Required task: All of the records below need to be copied exactly.

::::

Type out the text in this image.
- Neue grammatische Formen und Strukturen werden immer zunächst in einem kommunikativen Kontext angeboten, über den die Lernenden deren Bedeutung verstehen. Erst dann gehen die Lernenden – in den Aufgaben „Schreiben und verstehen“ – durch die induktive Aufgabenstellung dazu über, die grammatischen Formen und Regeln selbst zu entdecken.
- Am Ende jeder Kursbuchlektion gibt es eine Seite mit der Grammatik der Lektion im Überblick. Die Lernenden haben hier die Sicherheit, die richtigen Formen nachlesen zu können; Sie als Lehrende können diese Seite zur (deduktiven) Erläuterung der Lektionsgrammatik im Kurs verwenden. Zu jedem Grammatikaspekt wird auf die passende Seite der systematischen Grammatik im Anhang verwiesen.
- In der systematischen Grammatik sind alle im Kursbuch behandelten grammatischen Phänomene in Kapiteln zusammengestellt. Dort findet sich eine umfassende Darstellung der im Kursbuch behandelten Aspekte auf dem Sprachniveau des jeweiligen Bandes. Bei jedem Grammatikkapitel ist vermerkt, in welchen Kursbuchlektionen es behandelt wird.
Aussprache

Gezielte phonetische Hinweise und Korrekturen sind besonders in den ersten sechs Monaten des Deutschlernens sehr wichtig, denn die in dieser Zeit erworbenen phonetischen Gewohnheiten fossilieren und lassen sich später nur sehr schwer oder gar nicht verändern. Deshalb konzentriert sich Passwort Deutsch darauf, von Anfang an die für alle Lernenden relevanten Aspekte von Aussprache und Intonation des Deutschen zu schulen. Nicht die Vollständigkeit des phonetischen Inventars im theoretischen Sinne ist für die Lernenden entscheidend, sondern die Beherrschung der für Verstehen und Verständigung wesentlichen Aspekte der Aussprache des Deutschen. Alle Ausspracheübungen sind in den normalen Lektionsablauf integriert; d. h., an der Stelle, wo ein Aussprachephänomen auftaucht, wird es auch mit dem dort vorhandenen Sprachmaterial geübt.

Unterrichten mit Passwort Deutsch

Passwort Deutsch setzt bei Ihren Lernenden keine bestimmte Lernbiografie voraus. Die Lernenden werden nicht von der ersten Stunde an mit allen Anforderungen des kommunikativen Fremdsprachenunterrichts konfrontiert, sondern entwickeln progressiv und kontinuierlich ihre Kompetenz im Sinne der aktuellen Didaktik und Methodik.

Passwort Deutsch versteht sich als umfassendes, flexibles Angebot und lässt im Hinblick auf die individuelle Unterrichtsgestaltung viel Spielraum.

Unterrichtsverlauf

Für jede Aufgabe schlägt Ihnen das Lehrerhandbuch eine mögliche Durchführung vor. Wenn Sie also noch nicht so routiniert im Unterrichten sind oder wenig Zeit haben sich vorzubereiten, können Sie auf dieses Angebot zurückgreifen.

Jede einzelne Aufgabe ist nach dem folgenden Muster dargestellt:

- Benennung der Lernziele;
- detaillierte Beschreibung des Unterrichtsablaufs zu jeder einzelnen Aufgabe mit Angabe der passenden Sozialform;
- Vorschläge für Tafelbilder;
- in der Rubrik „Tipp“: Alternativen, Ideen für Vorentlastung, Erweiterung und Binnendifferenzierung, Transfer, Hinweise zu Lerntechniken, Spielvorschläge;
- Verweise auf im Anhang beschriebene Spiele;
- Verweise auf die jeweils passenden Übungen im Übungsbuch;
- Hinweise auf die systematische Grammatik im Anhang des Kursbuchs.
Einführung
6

::::

Task result:
Type out the text in this image.
- Neue grammatische Formen und Strukturen werden immer zunächst in einem kommunikativen Kontext angeboten, über den die Lernenden deren Bedeutung verstehen. Erst dann gehen die Lernenden – in den Aufgaben „Schreiben und verstehen“ – durch die induktive Aufgabenstellung dazu über, die grammatischen Formen und Regeln selbst zu entdecken.
- Am Ende jeder Kursbuchlektion gibt es eine Seite mit der Grammatik der Lektion im Überblick. Die Lernenden haben hier die Sicherheit, die richtigen Formen nachlesen zu können; Sie als Lehrende können diese Seite zur (deduktiven) Erläuterung der Lektionsgrammatik im Kurs verwenden. Zu jedem Grammatikaspekt wird auf die passende Seite der systematischen Grammatik im Anhang verwiesen.
- In der systematischen Grammatik sind alle im Kursbuch behandelten grammatischen Phänomene in Kapiteln zusammengestellt. Dort findet sich eine umfassende Darstellung der im Kursbuch behandelten Aspekte auf dem Sprachniveau des jeweiligen Bandes. Bei jedem Grammatikkapitel ist vermerkt, in welchen Kursbuchlektionen es behandelt wird.
Aussprache

Gezielte phonetische Hinweise und Korrekturen sind besonders in den ersten sechs Monaten des Deutschlernens sehr wichtig, denn die in dieser Zeit erworbenen phonetischen Gewohnheiten fossilieren und lassen sich später nur sehr schwer oder gar nicht verändern. Deshalb konzentriert sich Passwort Deutsch darauf, von Anfang an die für alle Lernenden relevanten Aspekte von Aussprache und Intonation des Deutschen zu schulen. Nicht die Vollständigkeit des phonetischen Inventars im theoretischen Sinne ist für die Lernenden entscheidend, sondern die Beherrschung der für Verstehen und Verständigung wesentlichen Aspekte der Aussprache des Deutschen. Alle Ausspracheübungen sind in den normalen Lektionsablauf integriert; d. h., an der Stelle, wo ein Aussprachephänomen auftaucht, wird es auch mit dem dort vorhandenen Sprachmaterial geübt.

Unterrichten mit Passwort Deutsch

Passwort Deutsch setzt bei Ihren Lernenden keine bestimmte Lernbiografie voraus. Die Lernenden werden nicht von der ersten Stunde an mit allen Anforderungen des kommunikativen Fremdsprachenunterrichts konfrontiert, sondern entwickeln progressiv und kontinuierlich ihre Kompetenz im Sinne der aktuellen Didaktik und Methodik.

Passwort Deutsch versteht sich als umfassendes, flexibles Angebot und lässt im Hinblick auf die individuelle Unterrichtsgestaltung viel Spielraum.

Unterrichtsverlauf

Für jede Aufgabe schlägt Ihnen das Lehrerhandbuch eine mögliche Durchführung vor. Wenn Sie also noch nicht so routiniert im Unterrichten sind oder wenig Zeit haben sich vorzubereiten, können Sie auf dieses Angebot zurückgreifen.

Jede einzelne Aufgabe ist nach dem folgenden Muster dargestellt:

- Benennung der Lernziele;
- detaillierte Beschreibung des Unterrichtsablaufs zu jeder einzelnen Aufgabe mit Angabe der passenden Sozialform;
- Vorschläge für Tafelbilder;
- in der Rubrik „Tipp“: Alternativen, Ideen für Vorentlastung, Erweiterung und Binnendifferenzierung, Transfer, Hinweise zu Lerntechniken, Spielvorschläge;
- Verweise auf im Anhang beschriebene Spiele;
- Verweise auf die jeweils passenden Übungen im Übungsbuch;
- Hinweise auf die systematische Grammatik im Anhang des Kursbuchs.
Einführung
6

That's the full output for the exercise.